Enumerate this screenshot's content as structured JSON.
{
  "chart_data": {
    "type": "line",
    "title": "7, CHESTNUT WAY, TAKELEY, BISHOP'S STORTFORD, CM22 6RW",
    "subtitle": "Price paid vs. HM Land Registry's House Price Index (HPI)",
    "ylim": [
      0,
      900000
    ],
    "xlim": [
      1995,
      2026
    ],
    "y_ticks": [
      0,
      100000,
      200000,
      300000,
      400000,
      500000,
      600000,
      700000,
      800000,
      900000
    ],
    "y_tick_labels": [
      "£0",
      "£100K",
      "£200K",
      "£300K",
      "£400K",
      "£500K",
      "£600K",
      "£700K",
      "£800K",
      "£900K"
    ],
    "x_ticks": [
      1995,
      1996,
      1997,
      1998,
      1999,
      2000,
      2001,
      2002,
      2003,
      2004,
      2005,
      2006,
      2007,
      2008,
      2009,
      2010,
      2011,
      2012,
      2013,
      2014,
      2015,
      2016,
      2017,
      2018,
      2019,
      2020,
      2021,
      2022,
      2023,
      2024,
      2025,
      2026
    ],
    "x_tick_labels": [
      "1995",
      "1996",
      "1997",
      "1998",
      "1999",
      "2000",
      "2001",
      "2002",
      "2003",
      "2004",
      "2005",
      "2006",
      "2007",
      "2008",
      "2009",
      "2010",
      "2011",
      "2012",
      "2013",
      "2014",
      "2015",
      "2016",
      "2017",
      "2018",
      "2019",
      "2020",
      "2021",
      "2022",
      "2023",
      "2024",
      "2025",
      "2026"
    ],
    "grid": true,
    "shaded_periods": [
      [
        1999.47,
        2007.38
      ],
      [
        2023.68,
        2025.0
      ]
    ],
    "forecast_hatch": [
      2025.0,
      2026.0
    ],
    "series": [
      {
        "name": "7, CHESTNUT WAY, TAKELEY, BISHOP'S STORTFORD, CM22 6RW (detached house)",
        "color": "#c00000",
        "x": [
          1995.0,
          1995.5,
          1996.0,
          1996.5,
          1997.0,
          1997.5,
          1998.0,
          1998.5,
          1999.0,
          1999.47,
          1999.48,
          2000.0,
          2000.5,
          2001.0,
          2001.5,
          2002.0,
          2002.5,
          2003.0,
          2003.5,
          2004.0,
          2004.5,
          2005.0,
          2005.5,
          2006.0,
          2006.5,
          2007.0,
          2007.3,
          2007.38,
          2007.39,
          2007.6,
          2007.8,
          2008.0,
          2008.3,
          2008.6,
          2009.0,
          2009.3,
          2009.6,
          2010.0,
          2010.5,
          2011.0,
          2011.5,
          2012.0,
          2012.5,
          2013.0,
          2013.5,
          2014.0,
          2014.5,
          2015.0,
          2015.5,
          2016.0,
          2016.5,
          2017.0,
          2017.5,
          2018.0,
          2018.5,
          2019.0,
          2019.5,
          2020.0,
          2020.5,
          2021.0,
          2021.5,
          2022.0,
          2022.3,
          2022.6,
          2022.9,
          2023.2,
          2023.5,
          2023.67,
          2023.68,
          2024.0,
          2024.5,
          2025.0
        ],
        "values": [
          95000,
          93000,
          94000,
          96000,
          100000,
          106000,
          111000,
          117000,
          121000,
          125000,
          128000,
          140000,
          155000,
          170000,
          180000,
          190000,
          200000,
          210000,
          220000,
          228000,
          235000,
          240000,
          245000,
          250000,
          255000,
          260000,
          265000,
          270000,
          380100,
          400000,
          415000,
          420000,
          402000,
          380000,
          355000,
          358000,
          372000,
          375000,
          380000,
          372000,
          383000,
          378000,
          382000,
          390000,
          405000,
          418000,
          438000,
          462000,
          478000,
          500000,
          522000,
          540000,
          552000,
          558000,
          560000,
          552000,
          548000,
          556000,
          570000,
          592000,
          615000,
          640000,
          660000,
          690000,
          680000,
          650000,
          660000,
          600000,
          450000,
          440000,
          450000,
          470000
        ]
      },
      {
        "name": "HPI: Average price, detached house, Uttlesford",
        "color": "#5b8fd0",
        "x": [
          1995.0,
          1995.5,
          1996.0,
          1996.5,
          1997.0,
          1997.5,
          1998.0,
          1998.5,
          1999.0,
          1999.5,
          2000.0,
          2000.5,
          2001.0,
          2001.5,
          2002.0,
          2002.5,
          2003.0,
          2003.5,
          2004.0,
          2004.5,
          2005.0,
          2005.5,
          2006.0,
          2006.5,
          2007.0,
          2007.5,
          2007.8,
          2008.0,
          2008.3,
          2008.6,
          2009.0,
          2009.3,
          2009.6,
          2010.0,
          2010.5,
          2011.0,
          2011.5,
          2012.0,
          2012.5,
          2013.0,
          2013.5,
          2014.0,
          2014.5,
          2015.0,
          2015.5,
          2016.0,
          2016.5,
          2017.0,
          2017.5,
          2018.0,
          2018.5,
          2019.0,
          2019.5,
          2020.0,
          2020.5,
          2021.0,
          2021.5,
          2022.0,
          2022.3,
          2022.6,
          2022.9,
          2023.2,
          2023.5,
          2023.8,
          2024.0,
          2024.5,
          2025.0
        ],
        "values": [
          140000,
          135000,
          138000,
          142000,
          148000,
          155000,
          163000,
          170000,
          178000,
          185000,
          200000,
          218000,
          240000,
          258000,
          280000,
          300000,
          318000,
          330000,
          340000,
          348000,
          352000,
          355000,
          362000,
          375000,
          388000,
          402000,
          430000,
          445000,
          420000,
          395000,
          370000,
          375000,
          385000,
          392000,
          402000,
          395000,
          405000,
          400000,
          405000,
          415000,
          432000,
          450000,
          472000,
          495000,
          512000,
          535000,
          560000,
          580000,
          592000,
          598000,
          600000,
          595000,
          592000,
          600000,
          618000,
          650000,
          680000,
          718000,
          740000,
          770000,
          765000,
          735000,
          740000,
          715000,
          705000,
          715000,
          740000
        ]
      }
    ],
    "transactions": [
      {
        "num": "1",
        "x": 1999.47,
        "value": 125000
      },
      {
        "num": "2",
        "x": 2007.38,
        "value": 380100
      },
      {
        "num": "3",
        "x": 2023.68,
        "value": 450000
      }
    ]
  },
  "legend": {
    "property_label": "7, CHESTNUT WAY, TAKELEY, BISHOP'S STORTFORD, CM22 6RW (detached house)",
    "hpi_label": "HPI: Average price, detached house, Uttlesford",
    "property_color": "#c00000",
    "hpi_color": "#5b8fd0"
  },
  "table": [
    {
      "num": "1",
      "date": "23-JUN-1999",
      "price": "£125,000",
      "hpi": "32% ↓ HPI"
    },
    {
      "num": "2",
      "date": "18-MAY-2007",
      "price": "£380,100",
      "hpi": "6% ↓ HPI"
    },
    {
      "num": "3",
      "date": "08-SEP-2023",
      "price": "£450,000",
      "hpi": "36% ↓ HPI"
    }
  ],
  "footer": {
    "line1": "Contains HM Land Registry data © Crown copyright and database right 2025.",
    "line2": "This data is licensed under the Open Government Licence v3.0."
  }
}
◆ ◆ ◆ ◆
• _THE EXERCISE_: Above are entries; state the number of lines among them that contain "Uttlesford", and nothing else.

• _THE REPLY_: 2